Stored items
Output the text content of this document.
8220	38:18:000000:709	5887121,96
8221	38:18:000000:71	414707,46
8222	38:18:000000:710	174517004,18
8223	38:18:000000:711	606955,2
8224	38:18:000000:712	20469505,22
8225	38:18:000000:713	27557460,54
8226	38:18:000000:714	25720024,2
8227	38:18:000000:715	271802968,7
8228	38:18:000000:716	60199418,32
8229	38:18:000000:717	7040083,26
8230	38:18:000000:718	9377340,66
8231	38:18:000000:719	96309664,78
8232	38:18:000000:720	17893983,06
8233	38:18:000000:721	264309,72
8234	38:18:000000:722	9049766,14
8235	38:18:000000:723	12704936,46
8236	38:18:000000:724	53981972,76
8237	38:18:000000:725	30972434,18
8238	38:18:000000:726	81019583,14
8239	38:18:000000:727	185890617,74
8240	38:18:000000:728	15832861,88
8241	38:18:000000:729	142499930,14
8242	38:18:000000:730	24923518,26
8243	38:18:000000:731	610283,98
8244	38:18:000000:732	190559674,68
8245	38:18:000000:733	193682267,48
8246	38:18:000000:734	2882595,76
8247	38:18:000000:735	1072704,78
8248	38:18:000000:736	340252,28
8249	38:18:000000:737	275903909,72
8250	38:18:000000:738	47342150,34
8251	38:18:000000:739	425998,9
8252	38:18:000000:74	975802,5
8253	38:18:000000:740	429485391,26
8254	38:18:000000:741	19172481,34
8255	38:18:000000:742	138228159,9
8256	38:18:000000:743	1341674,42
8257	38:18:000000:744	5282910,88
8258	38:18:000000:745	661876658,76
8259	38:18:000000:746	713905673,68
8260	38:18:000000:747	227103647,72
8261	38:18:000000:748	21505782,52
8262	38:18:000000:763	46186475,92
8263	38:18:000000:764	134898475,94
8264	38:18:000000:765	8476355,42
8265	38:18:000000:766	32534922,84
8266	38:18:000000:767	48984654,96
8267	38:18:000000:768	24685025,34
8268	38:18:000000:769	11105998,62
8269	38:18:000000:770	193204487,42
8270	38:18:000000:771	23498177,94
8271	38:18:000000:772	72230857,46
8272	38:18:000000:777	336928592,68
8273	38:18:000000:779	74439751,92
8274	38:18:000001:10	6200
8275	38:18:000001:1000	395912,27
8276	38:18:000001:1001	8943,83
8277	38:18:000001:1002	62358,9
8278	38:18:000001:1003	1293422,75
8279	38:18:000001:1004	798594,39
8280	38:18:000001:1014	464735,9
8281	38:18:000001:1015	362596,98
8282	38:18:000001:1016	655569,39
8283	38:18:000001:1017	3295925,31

▸ **Requirements**
Write out every line of the material again, exactly as it reads.

▸ **Reply**
Output the text content of this document.
8220	38:18:000000:709	5887121,96
8221	38:18:000000:71	414707,46
8222	38:18:000000:710	174517004,18
8223	38:18:000000:711	606955,2
8224	38:18:000000:712	20469505,22
8225	38:18:000000:713	27557460,54
8226	38:18:000000:714	25720024,2
8227	38:18:000000:715	271802968,7
8228	38:18:000000:716	60199418,32
8229	38:18:000000:717	7040083,26
8230	38:18:000000:718	9377340,66
8231	38:18:000000:719	96309664,78
8232	38:18:000000:720	17893983,06
8233	38:18:000000:721	264309,72
8234	38:18:000000:722	9049766,14
8235	38:18:000000:723	12704936,46
8236	38:18:000000:724	53981972,76
8237	38:18:000000:725	30972434,18
8238	38:18:000000:726	81019583,14
8239	38:18:000000:727	185890617,74
8240	38:18:000000:728	15832861,88
8241	38:18:000000:729	142499930,14
8242	38:18:000000:730	24923518,26
8243	38:18:000000:731	610283,98
8244	38:18:000000:732	190559674,68
8245	38:18:000000:733	193682267,48
8246	38:18:000000:734	2882595,76
8247	38:18:000000:735	1072704,78
8248	38:18:000000:736	340252,28
8249	38:18:000000:737	275903909,72
8250	38:18:000000:738	47342150,34
8251	38:18:000000:739	425998,9
8252	38:18:000000:74	975802,5
8253	38:18:000000:740	429485391,26
8254	38:18:000000:741	19172481,34
8255	38:18:000000:742	138228159,9
8256	38:18:000000:743	1341674,42
8257	38:18:000000:744	5282910,88
8258	38:18:000000:745	661876658,76
8259	38:18:000000:746	713905673,68
8260	38:18:000000:747	227103647,72
8261	38:18:000000:748	21505782,52
8262	38:18:000000:763	46186475,92
8263	38:18:000000:764	134898475,94
8264	38:18:000000:765	8476355,42
8265	38:18:000000:766	32534922,84
8266	38:18:000000:767	48984654,96
8267	38:18:000000:768	24685025,34
8268	38:18:000000:769	11105998,62
8269	38:18:000000:770	193204487,42
8270	38:18:000000:771	23498177,94
8271	38:18:000000:772	72230857,46
8272	38:18:000000:777	336928592,68
8273	38:18:000000:779	74439751,92
8274	38:18:000001:10	6200
8275	38:18:000001:1000	395912,27
8276	38:18:000001:1001	8943,83
8277	38:18:000001:1002	62358,9
8278	38:18:000001:1003	1293422,75
8279	38:18:000001:1004	798594,39
8280	38:18:000001:1014	464735,9
8281	38:18:000001:1015	362596,98
8282	38:18:000001:1016	655569,39
8283	38:18:000001:1017	3295925,31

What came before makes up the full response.